▶ [Exercise material]:
# # # # # # #
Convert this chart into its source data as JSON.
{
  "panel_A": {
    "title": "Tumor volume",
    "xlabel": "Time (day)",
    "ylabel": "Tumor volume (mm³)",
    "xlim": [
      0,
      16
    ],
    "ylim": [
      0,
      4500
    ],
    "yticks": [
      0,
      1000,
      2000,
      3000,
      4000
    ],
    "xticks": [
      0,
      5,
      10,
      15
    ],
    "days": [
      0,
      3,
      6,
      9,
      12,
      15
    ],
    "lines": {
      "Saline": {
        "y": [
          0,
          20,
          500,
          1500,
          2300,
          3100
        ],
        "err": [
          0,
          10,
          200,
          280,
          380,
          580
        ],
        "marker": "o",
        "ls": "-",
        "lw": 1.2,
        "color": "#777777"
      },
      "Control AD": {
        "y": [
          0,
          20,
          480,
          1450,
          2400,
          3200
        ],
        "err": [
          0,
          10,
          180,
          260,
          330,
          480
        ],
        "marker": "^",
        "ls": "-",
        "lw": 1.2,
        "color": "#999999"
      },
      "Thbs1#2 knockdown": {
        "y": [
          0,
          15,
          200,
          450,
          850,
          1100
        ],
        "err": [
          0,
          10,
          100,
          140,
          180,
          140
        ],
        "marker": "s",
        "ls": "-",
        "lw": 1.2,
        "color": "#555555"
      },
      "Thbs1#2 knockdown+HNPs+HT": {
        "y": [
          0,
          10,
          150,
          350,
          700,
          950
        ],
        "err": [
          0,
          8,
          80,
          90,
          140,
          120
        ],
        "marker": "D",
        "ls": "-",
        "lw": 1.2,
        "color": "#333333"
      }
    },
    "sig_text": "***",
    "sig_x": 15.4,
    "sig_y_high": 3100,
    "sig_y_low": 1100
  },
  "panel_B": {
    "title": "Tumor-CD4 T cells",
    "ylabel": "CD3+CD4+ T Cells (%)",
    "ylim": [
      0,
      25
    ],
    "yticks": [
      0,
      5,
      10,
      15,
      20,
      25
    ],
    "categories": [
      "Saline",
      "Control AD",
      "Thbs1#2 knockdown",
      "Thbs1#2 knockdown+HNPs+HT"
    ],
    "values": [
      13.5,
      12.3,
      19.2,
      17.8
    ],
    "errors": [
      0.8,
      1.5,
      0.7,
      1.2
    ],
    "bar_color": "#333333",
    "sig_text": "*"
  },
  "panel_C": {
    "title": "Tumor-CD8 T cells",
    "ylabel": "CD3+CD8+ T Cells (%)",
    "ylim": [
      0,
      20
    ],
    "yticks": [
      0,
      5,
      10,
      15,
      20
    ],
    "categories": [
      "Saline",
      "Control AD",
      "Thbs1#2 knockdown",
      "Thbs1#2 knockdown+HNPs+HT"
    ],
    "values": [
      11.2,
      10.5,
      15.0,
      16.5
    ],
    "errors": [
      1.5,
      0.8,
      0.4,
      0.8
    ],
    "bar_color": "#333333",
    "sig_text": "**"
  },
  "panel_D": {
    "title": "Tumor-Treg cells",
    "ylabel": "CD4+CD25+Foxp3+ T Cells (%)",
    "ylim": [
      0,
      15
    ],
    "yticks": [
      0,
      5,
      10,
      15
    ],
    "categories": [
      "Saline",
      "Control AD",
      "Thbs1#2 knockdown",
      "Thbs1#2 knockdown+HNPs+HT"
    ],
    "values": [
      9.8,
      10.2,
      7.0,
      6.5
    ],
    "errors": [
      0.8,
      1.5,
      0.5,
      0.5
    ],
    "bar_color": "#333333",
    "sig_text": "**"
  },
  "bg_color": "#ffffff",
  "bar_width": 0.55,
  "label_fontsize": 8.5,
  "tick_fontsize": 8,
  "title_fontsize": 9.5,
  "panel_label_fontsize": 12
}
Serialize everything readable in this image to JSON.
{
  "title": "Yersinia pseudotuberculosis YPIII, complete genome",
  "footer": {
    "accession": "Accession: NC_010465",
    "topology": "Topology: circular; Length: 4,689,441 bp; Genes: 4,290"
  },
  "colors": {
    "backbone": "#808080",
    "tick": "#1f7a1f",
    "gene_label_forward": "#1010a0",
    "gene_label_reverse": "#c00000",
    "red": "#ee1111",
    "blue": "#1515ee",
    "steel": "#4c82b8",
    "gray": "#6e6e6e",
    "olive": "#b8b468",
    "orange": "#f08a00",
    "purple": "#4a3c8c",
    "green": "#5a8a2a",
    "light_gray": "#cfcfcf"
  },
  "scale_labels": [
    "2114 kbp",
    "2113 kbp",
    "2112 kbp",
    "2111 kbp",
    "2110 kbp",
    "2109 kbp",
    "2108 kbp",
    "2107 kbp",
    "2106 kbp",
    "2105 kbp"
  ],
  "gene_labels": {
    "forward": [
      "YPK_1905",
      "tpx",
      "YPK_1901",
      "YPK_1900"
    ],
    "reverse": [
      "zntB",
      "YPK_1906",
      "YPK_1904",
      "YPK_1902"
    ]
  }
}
# # # # # # #
Would you transcribe the listing word for word?

▶ [Solution to the exercise]:
Convert this chart into its source data as JSON.
{
  "panel_A": {
    "title": "Tumor volume",
    "xlabel": "Time (day)",
    "ylabel": "Tumor volume (mm³)",
    "xlim": [
      0,
      16
    ],
    "ylim": [
      0,
      4500
    ],
    "yticks": [
      0,
      1000,
      2000,
      3000,
      4000
    ],
    "xticks": [
      0,
      5,
      10,
      15
    ],
    "days": [
      0,
      3,
      6,
      9,
      12,
      15
    ],
    "lines": {
      "Saline": {
        "y": [
          0,
          20,
          500,
          1500,
          2300,
          3100
        ],
        "err": [
          0,
          10,
          200,
          280,
          380,
          580
        ],
        "marker": "o",
        "ls": "-",
        "lw": 1.2,
        "color": "#777777"
      },
      "Control AD": {
        "y": [
          0,
          20,
          480,
          1450,
          2400,
          3200
        ],
        "err": [
          0,
          10,
          180,
          260,
          330,
          480
        ],
        "marker": "^",
        "ls": "-",
        "lw": 1.2,
        "color": "#999999"
      },
      "Thbs1#2 knockdown": {
        "y": [
          0,
          15,
          200,
          450,
          850,
          1100
        ],
        "err": [
          0,
          10,
          100,
          140,
          180,
          140
        ],
        "marker": "s",
        "ls": "-",
        "lw": 1.2,
        "color": "#555555"
      },
      "Thbs1#2 knockdown+HNPs+HT": {
        "y": [
          0,
          10,
          150,
          350,
          700,
          950
        ],
        "err": [
          0,
          8,
          80,
          90,
          140,
          120
        ],
        "marker": "D",
        "ls": "-",
        "lw": 1.2,
        "color": "#333333"
      }
    },
    "sig_text": "***",
    "sig_x": 15.4,
    "sig_y_high": 3100,
    "sig_y_low": 1100
  },
  "panel_B": {
    "title": "Tumor-CD4 T cells",
    "ylabel": "CD3+CD4+ T Cells (%)",
    "ylim": [
      0,
      25
    ],
    "yticks": [
      0,
      5,
      10,
      15,
      20,
      25
    ],
    "categories": [
      "Saline",
      "Control AD",
      "Thbs1#2 knockdown",
      "Thbs1#2 knockdown+HNPs+HT"
    ],
    "values": [
      13.5,
      12.3,
      19.2,
      17.8
    ],
    "errors": [
      0.8,
      1.5,
      0.7,
      1.2
    ],
    "bar_color": "#333333",
    "sig_text": "*"
  },
  "panel_C": {
    "title": "Tumor-CD8 T cells",
    "ylabel": "CD3+CD8+ T Cells (%)",
    "ylim": [
      0,
      20
    ],
    "yticks": [
      0,
      5,
      10,
      15,
      20
    ],
    "categories": [
      "Saline",
      "Control AD",
      "Thbs1#2 knockdown",
      "Thbs1#2 knockdown+HNPs+HT"
    ],
    "values": [
      11.2,
      10.5,
      15.0,
      16.5
    ],
    "errors": [
      1.5,
      0.8,
      0.4,
      0.8
    ],
    "bar_color": "#333333",
    "sig_text": "**"
  },
  "panel_D": {
    "title": "Tumor-Treg cells",
    "ylabel": "CD4+CD25+Foxp3+ T Cells (%)",
    "ylim": [
      0,
      15
    ],
    "yticks": [
      0,
      5,
      10,
      15
    ],
    "categories": [
      "Saline",
      "Control AD",
      "Thbs1#2 knockdown",
      "Thbs1#2 knockdown+HNPs+HT"
    ],
    "values": [
      9.8,
      10.2,
      7.0,
      6.5
    ],
    "errors": [
      0.8,
      1.5,
      0.5,
      0.5
    ],
    "bar_color": "#333333",
    "sig_text": "**"
  },
  "bg_color": "#ffffff",
  "bar_width": 0.55,
  "label_fontsize": 8.5,
  "tick_fontsize": 8,
  "title_fontsize": 9.5,
  "panel_label_fontsize": 12
}
Serialize everything readable in this image to JSON.
{
  "title": "Yersinia pseudotuberculosis YPIII, complete genome",
  "footer": {
    "accession": "Accession: NC_010465",
    "topology": "Topology: circular; Length: 4,689,441 bp; Genes: 4,290"
  },
  "colors": {
    "backbone": "#808080",
    "tick": "#1f7a1f",
    "gene_label_forward": "#1010a0",
    "gene_label_reverse": "#c00000",
    "red": "#ee1111",
    "blue": "#1515ee",
    "steel": "#4c82b8",
    "gray": "#6e6e6e",
    "olive": "#b8b468",
    "orange": "#f08a00",
    "purple": "#4a3c8c",
    "green": "#5a8a2a",
    "light_gray": "#cfcfcf"
  },
  "scale_labels": [
    "2114 kbp",
    "2113 kbp",
    "2112 kbp",
    "2111 kbp",
    "2110 kbp",
    "2109 kbp",
    "2108 kbp",
    "2107 kbp",
    "2106 kbp",
    "2105 kbp"
  ],
  "gene_labels": {
    "forward": [
      "YPK_1905",
      "tpx",
      "YPK_1901",
      "YPK_1900"
    ],
    "reverse": [
      "zntB",
      "YPK_1906",
      "YPK_1904",
      "YPK_1902"
    ]
  }
}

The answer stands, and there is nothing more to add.